>> start Input rows

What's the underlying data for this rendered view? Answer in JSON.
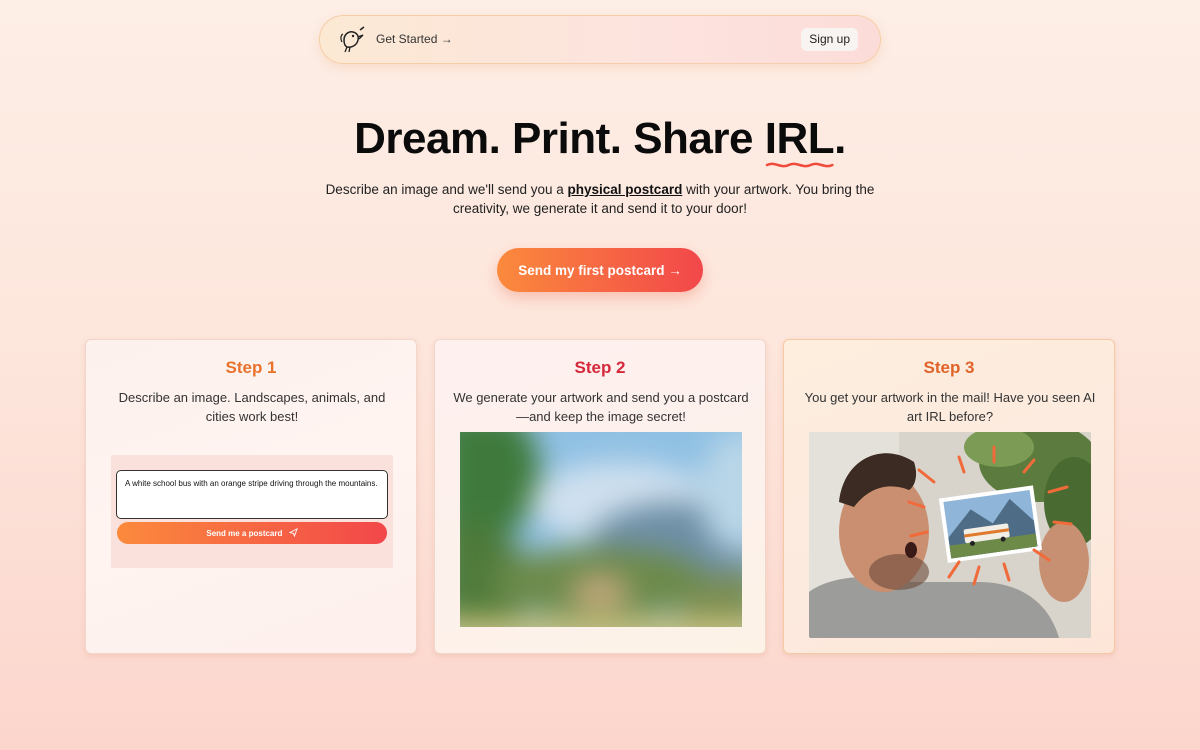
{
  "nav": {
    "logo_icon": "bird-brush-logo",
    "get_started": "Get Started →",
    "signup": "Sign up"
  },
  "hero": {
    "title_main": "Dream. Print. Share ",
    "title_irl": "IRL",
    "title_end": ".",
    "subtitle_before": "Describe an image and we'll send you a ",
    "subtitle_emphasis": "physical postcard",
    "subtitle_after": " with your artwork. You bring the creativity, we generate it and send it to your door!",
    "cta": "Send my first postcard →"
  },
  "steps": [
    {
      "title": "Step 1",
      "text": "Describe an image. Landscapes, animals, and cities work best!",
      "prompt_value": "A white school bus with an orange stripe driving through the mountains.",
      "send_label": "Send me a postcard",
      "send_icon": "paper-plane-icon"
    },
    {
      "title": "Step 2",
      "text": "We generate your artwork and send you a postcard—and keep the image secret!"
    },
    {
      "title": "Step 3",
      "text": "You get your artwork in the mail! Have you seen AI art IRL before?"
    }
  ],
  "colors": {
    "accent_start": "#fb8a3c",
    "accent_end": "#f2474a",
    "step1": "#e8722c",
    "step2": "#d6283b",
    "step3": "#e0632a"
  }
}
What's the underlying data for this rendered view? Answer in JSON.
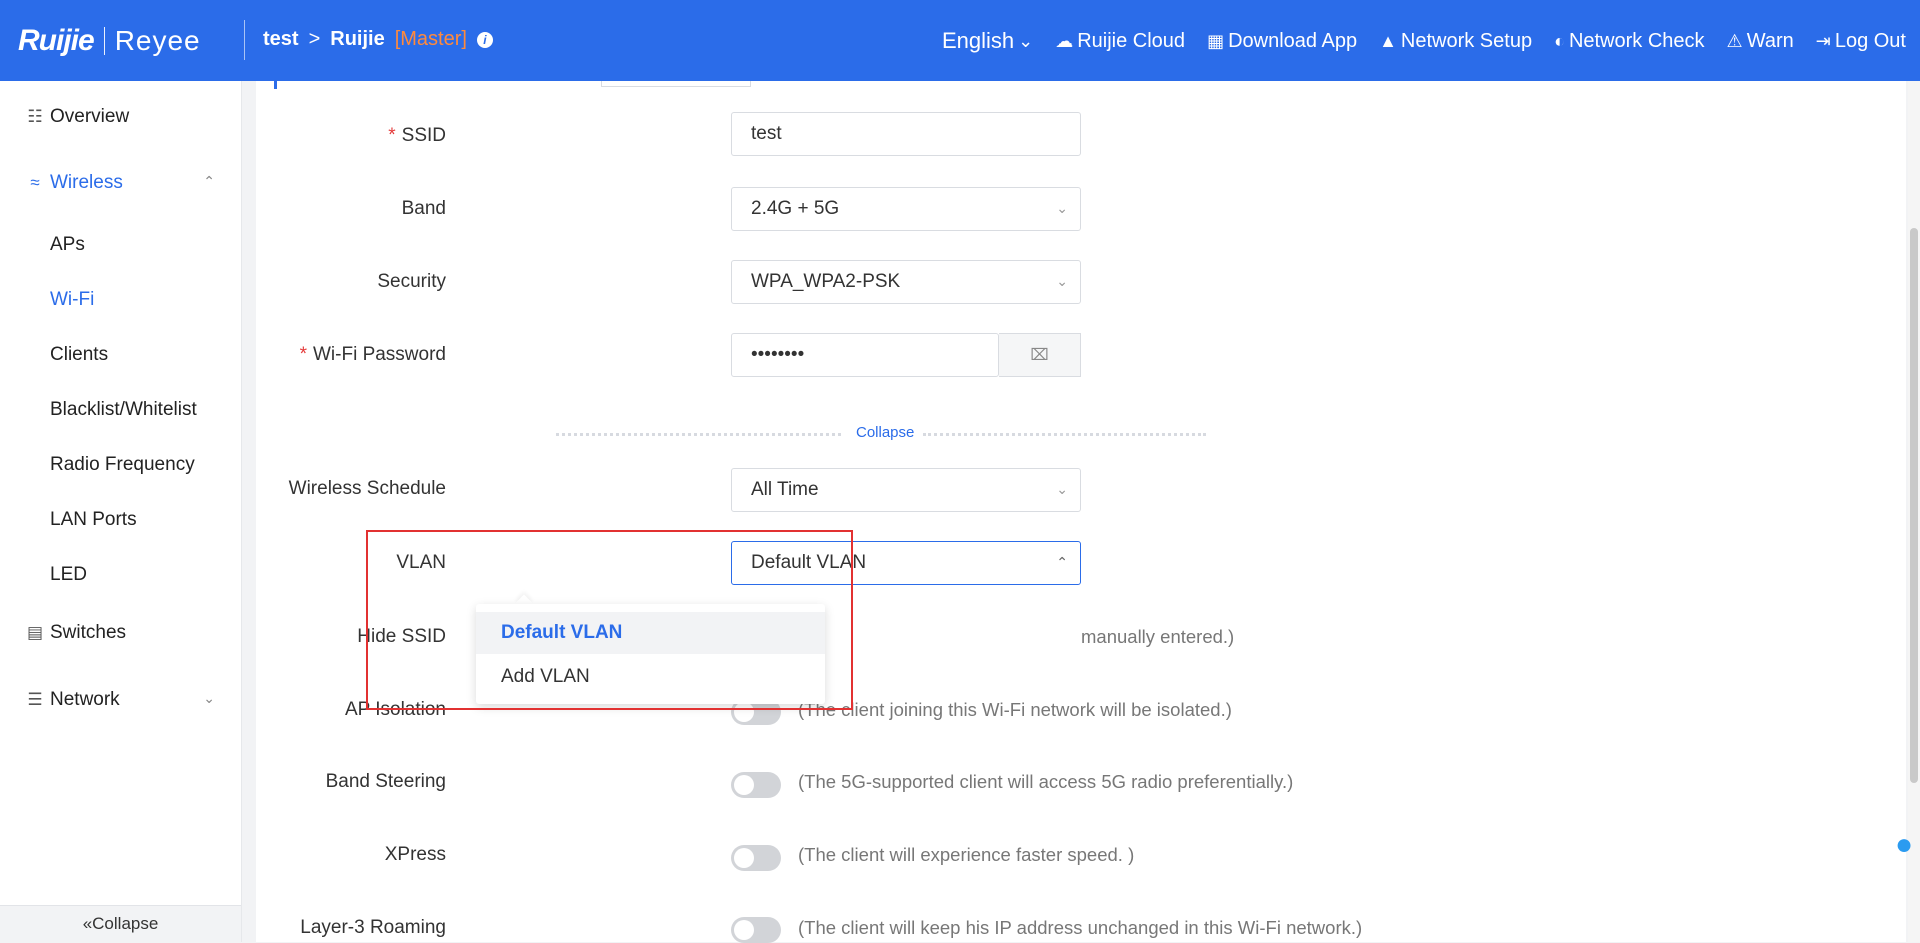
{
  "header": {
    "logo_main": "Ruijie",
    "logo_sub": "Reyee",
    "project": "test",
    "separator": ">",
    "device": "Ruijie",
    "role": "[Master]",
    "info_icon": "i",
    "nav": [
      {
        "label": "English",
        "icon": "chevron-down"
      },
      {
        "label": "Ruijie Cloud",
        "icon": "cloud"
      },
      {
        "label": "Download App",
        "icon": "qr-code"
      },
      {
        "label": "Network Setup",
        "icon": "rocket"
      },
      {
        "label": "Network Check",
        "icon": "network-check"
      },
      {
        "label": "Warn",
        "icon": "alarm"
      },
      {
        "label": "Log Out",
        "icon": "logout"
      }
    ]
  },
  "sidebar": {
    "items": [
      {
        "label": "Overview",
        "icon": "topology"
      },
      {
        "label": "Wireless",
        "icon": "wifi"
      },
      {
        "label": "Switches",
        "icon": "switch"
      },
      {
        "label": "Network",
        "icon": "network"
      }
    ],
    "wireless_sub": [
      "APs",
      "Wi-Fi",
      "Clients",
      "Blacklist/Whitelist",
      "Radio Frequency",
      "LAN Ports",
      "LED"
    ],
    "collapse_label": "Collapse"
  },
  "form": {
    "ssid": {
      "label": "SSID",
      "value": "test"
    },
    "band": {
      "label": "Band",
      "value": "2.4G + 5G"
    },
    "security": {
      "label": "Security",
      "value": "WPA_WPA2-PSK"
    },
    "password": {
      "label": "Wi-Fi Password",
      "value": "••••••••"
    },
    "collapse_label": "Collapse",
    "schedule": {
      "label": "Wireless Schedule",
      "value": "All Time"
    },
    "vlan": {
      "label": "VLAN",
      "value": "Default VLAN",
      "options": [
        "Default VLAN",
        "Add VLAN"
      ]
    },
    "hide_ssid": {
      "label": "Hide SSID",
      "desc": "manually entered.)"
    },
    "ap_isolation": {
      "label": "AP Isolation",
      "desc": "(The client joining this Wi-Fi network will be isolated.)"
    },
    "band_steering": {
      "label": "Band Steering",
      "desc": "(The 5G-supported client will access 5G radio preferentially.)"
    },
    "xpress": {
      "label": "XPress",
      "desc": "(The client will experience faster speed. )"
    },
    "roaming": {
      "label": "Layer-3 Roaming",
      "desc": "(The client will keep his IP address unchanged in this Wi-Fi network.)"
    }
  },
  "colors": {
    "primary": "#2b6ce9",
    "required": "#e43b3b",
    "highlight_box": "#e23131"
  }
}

>> end Input rows

= What is being asked =
All of the material above is to be copied exactly, except for its images.

= Exercise output =
What's the underlying data for this rendered view? Answer in JSON.
{
  "nav": {
    "logo_icon": "bird-brush-logo",
    "get_started": "Get Started →",
    "signup": "Sign up"
  },
  "hero": {
    "title_main": "Dream. Print. Share ",
    "title_irl": "IRL",
    "title_end": ".",
    "subtitle_before": "Describe an image and we'll send you a ",
    "subtitle_emphasis": "physical postcard",
    "subtitle_after": " with your artwork. You bring the creativity, we generate it and send it to your door!",
    "cta": "Send my first postcard →"
  },
  "steps": [
    {
      "title": "Step 1",
      "text": "Describe an image. Landscapes, animals, and cities work best!",
      "prompt_value": "A white school bus with an orange stripe driving through the mountains.",
      "send_label": "Send me a postcard",
      "send_icon": "paper-plane-icon"
    },
    {
      "title": "Step 2",
      "text": "We generate your artwork and send you a postcard—and keep the image secret!"
    },
    {
      "title": "Step 3",
      "text": "You get your artwork in the mail! Have you seen AI art IRL before?"
    }
  ],
  "colors": {
    "accent_start": "#fb8a3c",
    "accent_end": "#f2474a",
    "step1": "#e8722c",
    "step2": "#d6283b",
    "step3": "#e0632a"
  }
}
What's the underlying data for this rendered view? Answer in JSON.
{
  "header": {
    "logo_main": "Ruijie",
    "logo_sub": "Reyee",
    "project": "test",
    "separator": ">",
    "device": "Ruijie",
    "role": "[Master]",
    "info_icon": "i",
    "nav": [
      {
        "label": "English",
        "icon": "chevron-down"
      },
      {
        "label": "Ruijie Cloud",
        "icon": "cloud"
      },
      {
        "label": "Download App",
        "icon": "qr-code"
      },
      {
        "label": "Network Setup",
        "icon": "rocket"
      },
      {
        "label": "Network Check",
        "icon": "network-check"
      },
      {
        "label": "Warn",
        "icon": "alarm"
      },
      {
        "label": "Log Out",
        "icon": "logout"
      }
    ]
  },
  "sidebar": {
    "items": [
      {
        "label": "Overview",
        "icon": "topology"
      },
      {
        "label": "Wireless",
        "icon": "wifi"
      },
      {
        "label": "Switches",
        "icon": "switch"
      },
      {
        "label": "Network",
        "icon": "network"
      }
    ],
    "wireless_sub": [
      "APs",
      "Wi-Fi",
      "Clients",
      "Blacklist/Whitelist",
      "Radio Frequency",
      "LAN Ports",
      "LED"
    ],
    "collapse_label": "Collapse"
  },
  "form": {
    "ssid": {
      "label": "SSID",
      "value": "test"
    },
    "band": {
      "label": "Band",
      "value": "2.4G + 5G"
    },
    "security": {
      "label": "Security",
      "value": "WPA_WPA2-PSK"
    },
    "password": {
      "label": "Wi-Fi Password",
      "value": "••••••••"
    },
    "collapse_label": "Collapse",
    "schedule": {
      "label": "Wireless Schedule",
      "value": "All Time"
    },
    "vlan": {
      "label": "VLAN",
      "value": "Default VLAN",
      "options": [
        "Default VLAN",
        "Add VLAN"
      ]
    },
    "hide_ssid": {
      "label": "Hide SSID",
      "desc": "manually entered.)"
    },
    "ap_isolation": {
      "label": "AP Isolation",
      "desc": "(The client joining this Wi-Fi network will be isolated.)"
    },
    "band_steering": {
      "label": "Band Steering",
      "desc": "(The 5G-supported client will access 5G radio preferentially.)"
    },
    "xpress": {
      "label": "XPress",
      "desc": "(The client will experience faster speed. )"
    },
    "roaming": {
      "label": "Layer-3 Roaming",
      "desc": "(The client will keep his IP address unchanged in this Wi-Fi network.)"
    }
  },
  "colors": {
    "primary": "#2b6ce9",
    "required": "#e43b3b",
    "highlight_box": "#e23131"
  }
}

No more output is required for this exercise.